━━ Records for this task
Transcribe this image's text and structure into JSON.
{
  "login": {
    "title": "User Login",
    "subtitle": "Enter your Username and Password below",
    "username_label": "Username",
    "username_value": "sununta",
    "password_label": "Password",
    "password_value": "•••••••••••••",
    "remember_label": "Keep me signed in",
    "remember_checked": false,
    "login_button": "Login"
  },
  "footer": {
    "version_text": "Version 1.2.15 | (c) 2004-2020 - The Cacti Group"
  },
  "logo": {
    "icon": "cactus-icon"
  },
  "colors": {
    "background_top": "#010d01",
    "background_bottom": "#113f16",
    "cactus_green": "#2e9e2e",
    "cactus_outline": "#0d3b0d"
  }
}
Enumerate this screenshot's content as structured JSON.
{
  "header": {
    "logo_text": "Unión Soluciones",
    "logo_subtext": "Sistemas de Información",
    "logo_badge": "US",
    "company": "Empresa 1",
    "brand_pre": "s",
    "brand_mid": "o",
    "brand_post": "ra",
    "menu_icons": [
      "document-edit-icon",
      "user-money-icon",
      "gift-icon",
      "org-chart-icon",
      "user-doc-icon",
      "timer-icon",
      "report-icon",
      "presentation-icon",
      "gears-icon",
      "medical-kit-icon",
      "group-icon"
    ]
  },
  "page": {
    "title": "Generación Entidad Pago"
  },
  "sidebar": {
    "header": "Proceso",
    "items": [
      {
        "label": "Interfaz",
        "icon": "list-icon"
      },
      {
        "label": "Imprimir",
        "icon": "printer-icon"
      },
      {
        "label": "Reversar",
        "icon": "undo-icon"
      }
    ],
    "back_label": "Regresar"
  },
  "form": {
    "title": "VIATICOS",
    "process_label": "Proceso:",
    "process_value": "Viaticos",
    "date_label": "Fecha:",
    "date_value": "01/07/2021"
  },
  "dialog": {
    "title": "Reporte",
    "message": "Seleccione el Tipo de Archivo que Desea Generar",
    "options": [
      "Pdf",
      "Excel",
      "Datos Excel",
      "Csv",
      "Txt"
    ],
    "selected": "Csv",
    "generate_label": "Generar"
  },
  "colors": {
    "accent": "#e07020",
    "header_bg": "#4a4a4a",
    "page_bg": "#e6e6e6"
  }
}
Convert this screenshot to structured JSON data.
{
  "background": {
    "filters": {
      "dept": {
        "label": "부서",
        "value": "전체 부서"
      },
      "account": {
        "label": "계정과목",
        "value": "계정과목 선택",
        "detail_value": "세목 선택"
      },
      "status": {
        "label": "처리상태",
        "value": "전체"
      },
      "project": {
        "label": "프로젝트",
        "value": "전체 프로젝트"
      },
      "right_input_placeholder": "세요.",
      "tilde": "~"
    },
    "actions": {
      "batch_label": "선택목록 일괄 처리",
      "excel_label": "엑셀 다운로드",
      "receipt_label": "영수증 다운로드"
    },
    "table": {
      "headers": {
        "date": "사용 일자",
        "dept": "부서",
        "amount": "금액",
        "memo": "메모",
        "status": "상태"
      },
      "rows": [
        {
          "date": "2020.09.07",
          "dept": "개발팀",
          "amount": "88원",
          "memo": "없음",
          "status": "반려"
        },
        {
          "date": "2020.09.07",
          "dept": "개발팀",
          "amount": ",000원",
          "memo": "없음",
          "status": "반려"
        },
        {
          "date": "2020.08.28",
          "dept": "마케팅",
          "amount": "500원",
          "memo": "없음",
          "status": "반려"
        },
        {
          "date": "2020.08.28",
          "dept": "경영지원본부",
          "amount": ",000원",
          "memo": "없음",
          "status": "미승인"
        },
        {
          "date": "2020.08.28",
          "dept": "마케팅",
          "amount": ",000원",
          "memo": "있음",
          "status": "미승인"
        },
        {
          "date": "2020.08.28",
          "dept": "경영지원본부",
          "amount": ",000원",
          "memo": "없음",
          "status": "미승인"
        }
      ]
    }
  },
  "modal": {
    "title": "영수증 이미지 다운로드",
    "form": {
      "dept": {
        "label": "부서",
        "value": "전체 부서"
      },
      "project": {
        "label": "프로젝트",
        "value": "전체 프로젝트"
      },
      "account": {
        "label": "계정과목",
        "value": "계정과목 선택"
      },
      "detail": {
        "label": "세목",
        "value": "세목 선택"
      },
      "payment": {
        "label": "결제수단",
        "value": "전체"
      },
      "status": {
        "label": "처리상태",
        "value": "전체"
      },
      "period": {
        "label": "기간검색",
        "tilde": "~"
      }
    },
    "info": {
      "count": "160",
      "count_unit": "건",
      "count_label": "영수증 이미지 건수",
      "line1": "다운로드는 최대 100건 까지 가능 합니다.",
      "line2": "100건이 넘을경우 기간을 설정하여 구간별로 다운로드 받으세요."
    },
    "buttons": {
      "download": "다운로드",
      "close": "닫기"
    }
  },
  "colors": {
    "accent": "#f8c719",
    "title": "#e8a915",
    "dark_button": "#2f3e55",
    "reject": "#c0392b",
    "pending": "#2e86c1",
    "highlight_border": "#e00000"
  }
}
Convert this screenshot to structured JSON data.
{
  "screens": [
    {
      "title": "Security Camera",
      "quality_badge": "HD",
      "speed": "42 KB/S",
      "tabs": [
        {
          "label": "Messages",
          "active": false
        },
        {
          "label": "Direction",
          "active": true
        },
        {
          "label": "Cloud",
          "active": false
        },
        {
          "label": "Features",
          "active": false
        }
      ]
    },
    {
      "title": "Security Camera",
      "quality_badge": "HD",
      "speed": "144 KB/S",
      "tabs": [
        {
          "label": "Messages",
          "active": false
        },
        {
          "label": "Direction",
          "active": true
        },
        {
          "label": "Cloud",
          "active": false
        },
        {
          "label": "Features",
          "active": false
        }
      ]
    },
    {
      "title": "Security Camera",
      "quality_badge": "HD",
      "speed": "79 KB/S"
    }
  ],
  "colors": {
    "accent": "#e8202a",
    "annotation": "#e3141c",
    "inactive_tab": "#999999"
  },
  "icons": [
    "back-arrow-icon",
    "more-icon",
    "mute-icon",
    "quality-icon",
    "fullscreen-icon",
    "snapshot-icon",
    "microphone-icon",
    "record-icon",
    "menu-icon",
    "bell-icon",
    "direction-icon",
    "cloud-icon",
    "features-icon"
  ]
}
━━━━
Exercise description:
Quote the listing in full, please, keeping every line exact.

Response:
Transcribe this image's text and structure into JSON.
{
  "login": {
    "title": "User Login",
    "subtitle": "Enter your Username and Password below",
    "username_label": "Username",
    "username_value": "sununta",
    "password_label": "Password",
    "password_value": "•••••••••••••",
    "remember_label": "Keep me signed in",
    "remember_checked": false,
    "login_button": "Login"
  },
  "footer": {
    "version_text": "Version 1.2.15 | (c) 2004-2020 - The Cacti Group"
  },
  "logo": {
    "icon": "cactus-icon"
  },
  "colors": {
    "background_top": "#010d01",
    "background_bottom": "#113f16",
    "cactus_green": "#2e9e2e",
    "cactus_outline": "#0d3b0d"
  }
}
Enumerate this screenshot's content as structured JSON.
{
  "header": {
    "logo_text": "Unión Soluciones",
    "logo_subtext": "Sistemas de Información",
    "logo_badge": "US",
    "company": "Empresa 1",
    "brand_pre": "s",
    "brand_mid": "o",
    "brand_post": "ra",
    "menu_icons": [
      "document-edit-icon",
      "user-money-icon",
      "gift-icon",
      "org-chart-icon",
      "user-doc-icon",
      "timer-icon",
      "report-icon",
      "presentation-icon",
      "gears-icon",
      "medical-kit-icon",
      "group-icon"
    ]
  },
  "page": {
    "title": "Generación Entidad Pago"
  },
  "sidebar": {
    "header": "Proceso",
    "items": [
      {
        "label": "Interfaz",
        "icon": "list-icon"
      },
      {
        "label": "Imprimir",
        "icon": "printer-icon"
      },
      {
        "label": "Reversar",
        "icon": "undo-icon"
      }
    ],
    "back_label": "Regresar"
  },
  "form": {
    "title": "VIATICOS",
    "process_label": "Proceso:",
    "process_value": "Viaticos",
    "date_label": "Fecha:",
    "date_value": "01/07/2021"
  },
  "dialog": {
    "title": "Reporte",
    "message": "Seleccione el Tipo de Archivo que Desea Generar",
    "options": [
      "Pdf",
      "Excel",
      "Datos Excel",
      "Csv",
      "Txt"
    ],
    "selected": "Csv",
    "generate_label": "Generar"
  },
  "colors": {
    "accent": "#e07020",
    "header_bg": "#4a4a4a",
    "page_bg": "#e6e6e6"
  }
}
Convert this screenshot to structured JSON data.
{
  "background": {
    "filters": {
      "dept": {
        "label": "부서",
        "value": "전체 부서"
      },
      "account": {
        "label": "계정과목",
        "value": "계정과목 선택",
        "detail_value": "세목 선택"
      },
      "status": {
        "label": "처리상태",
        "value": "전체"
      },
      "project": {
        "label": "프로젝트",
        "value": "전체 프로젝트"
      },
      "right_input_placeholder": "세요.",
      "tilde": "~"
    },
    "actions": {
      "batch_label": "선택목록 일괄 처리",
      "excel_label": "엑셀 다운로드",
      "receipt_label": "영수증 다운로드"
    },
    "table": {
      "headers": {
        "date": "사용 일자",
        "dept": "부서",
        "amount": "금액",
        "memo": "메모",
        "status": "상태"
      },
      "rows": [
        {
          "date": "2020.09.07",
          "dept": "개발팀",
          "amount": "88원",
          "memo": "없음",
          "status": "반려"
        },
        {
          "date": "2020.09.07",
          "dept": "개발팀",
          "amount": ",000원",
          "memo": "없음",
          "status": "반려"
        },
        {
          "date": "2020.08.28",
          "dept": "마케팅",
          "amount": "500원",
          "memo": "없음",
          "status": "반려"
        },
        {
          "date": "2020.08.28",
          "dept": "경영지원본부",
          "amount": ",000원",
          "memo": "없음",
          "status": "미승인"
        },
        {
          "date": "2020.08.28",
          "dept": "마케팅",
          "amount": ",000원",
          "memo": "있음",
          "status": "미승인"
        },
        {
          "date": "2020.08.28",
          "dept": "경영지원본부",
          "amount": ",000원",
          "memo": "없음",
          "status": "미승인"
        }
      ]
    }
  },
  "modal": {
    "title": "영수증 이미지 다운로드",
    "form": {
      "dept": {
        "label": "부서",
        "value": "전체 부서"
      },
      "project": {
        "label": "프로젝트",
        "value": "전체 프로젝트"
      },
      "account": {
        "label": "계정과목",
        "value": "계정과목 선택"
      },
      "detail": {
        "label": "세목",
        "value": "세목 선택"
      },
      "payment": {
        "label": "결제수단",
        "value": "전체"
      },
      "status": {
        "label": "처리상태",
        "value": "전체"
      },
      "period": {
        "label": "기간검색",
        "tilde": "~"
      }
    },
    "info": {
      "count": "160",
      "count_unit": "건",
      "count_label": "영수증 이미지 건수",
      "line1": "다운로드는 최대 100건 까지 가능 합니다.",
      "line2": "100건이 넘을경우 기간을 설정하여 구간별로 다운로드 받으세요."
    },
    "buttons": {
      "download": "다운로드",
      "close": "닫기"
    }
  },
  "colors": {
    "accent": "#f8c719",
    "title": "#e8a915",
    "dark_button": "#2f3e55",
    "reject": "#c0392b",
    "pending": "#2e86c1",
    "highlight_border": "#e00000"
  }
}
Convert this screenshot to structured JSON data.
{
  "screens": [
    {
      "title": "Security Camera",
      "quality_badge": "HD",
      "speed": "42 KB/S",
      "tabs": [
        {
          "label": "Messages",
          "active": false
        },
        {
          "label": "Direction",
          "active": true
        },
        {
          "label": "Cloud",
          "active": false
        },
        {
          "label": "Features",
          "active": false
        }
      ]
    },
    {
      "title": "Security Camera",
      "quality_badge": "HD",
      "speed": "144 KB/S",
      "tabs": [
        {
          "label": "Messages",
          "active": false
        },
        {
          "label": "Direction",
          "active": true
        },
        {
          "label": "Cloud",
          "active": false
        },
        {
          "label": "Features",
          "active": false
        }
      ]
    },
    {
      "title": "Security Camera",
      "quality_badge": "HD",
      "speed": "79 KB/S"
    }
  ],
  "colors": {
    "accent": "#e8202a",
    "annotation": "#e3141c",
    "inactive_tab": "#999999"
  },
  "icons": [
    "back-arrow-icon",
    "more-icon",
    "mute-icon",
    "quality-icon",
    "fullscreen-icon",
    "snapshot-icon",
    "microphone-icon",
    "record-icon",
    "menu-icon",
    "bell-icon",
    "direction-icon",
    "cloud-icon",
    "features-icon"
  ]
}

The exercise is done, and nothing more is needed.